**Task brief:** Check every line of the entries for "Aktiv", and copy the lines that hold it.

**Dataset extract:**
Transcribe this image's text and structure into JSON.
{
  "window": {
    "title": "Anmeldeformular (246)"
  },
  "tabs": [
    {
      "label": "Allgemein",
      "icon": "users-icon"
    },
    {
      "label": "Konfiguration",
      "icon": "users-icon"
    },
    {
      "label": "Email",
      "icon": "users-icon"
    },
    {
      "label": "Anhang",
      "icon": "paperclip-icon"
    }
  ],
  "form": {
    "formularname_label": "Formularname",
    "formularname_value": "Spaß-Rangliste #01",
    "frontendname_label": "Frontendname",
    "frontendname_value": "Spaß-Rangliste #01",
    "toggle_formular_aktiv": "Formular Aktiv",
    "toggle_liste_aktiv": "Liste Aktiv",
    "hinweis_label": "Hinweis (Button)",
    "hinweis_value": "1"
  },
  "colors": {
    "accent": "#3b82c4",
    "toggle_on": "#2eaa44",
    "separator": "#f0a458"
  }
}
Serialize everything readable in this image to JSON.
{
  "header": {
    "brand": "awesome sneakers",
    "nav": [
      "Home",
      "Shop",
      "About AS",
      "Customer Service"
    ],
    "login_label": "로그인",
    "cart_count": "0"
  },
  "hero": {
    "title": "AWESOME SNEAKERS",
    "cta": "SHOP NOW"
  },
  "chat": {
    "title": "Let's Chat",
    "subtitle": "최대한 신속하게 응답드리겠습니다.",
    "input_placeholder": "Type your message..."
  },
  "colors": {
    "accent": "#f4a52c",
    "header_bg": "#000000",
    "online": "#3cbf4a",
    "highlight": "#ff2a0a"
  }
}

**Task output:**
    "toggle_formular_aktiv": "Formular Aktiv",
    "toggle_liste_aktiv": "Liste Aktiv",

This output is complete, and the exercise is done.